What the task asks |
Filter out all lines without the word "igenom" from the data below, please, and copy the rest.

Document page transcription items:
########
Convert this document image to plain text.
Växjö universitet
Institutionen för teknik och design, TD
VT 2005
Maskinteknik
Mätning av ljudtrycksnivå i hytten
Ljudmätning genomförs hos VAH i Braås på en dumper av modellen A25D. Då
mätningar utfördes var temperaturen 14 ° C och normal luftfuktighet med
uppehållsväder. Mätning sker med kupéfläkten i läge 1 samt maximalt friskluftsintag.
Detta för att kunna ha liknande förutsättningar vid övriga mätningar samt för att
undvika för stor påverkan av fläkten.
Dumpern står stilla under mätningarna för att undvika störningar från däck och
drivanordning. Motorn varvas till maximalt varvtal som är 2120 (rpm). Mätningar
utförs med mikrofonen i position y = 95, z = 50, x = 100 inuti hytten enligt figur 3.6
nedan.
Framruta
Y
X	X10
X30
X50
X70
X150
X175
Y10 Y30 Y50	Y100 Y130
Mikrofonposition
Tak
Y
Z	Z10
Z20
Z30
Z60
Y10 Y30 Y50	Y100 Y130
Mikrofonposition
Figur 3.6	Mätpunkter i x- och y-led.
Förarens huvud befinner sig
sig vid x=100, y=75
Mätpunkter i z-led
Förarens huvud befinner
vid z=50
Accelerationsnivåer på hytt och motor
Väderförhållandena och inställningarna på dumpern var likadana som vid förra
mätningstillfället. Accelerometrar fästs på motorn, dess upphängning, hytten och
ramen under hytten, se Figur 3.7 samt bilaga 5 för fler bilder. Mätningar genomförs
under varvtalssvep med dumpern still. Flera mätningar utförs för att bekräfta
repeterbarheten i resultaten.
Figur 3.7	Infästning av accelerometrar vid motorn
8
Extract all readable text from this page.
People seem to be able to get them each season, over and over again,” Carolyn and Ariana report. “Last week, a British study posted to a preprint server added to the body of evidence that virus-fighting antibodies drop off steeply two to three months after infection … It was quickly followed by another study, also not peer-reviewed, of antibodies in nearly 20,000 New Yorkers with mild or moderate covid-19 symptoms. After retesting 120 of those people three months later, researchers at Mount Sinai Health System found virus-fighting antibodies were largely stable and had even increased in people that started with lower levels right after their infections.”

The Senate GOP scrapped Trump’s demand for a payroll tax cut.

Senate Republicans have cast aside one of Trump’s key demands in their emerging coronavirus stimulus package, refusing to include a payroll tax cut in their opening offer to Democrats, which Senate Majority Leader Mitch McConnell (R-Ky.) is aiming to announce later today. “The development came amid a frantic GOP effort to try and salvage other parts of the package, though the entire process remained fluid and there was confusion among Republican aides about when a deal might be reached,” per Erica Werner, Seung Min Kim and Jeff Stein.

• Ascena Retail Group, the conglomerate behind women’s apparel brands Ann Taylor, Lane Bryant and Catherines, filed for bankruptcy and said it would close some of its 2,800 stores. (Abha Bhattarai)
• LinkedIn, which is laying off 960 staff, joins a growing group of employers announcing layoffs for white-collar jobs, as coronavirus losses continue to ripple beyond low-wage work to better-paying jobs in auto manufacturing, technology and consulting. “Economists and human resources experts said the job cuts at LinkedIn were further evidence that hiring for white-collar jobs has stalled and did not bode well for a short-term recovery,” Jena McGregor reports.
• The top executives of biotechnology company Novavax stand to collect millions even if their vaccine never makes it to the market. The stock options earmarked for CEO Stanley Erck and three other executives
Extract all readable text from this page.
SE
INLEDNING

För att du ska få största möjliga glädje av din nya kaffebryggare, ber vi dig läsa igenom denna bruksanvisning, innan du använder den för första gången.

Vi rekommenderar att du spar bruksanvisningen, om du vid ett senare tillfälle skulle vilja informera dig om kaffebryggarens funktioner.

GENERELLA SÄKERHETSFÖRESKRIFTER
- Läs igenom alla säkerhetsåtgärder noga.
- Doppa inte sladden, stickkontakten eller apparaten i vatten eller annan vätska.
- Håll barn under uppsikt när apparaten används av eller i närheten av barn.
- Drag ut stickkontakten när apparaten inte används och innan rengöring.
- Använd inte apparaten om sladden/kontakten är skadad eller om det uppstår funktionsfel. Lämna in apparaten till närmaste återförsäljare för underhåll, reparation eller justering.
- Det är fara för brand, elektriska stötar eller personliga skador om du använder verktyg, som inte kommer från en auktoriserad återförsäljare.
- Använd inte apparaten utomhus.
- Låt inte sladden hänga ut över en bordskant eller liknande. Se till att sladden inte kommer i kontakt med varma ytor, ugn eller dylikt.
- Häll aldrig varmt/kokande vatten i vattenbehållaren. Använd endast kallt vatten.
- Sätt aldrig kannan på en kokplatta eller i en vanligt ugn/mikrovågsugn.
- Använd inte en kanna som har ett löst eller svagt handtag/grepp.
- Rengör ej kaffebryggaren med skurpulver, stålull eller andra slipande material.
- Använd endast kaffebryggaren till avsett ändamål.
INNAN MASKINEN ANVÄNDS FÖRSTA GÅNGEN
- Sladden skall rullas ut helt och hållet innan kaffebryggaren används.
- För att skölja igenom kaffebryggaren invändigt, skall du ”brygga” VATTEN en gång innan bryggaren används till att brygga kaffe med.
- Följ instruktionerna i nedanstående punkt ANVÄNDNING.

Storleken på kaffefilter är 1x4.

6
########
Result of the task |
För att du ska få största möjliga glädje av din nya kaffebryggare, ber vi dig läsa igenom denna bruksanvisning, innan du använder den för första gången.
- Läs igenom alla säkerhetsåtgärder noga.
- För att skölja igenom kaffebryggaren invändigt, skall du ”brygga” VATTEN en gång innan bryggaren används till att brygga kaffe med.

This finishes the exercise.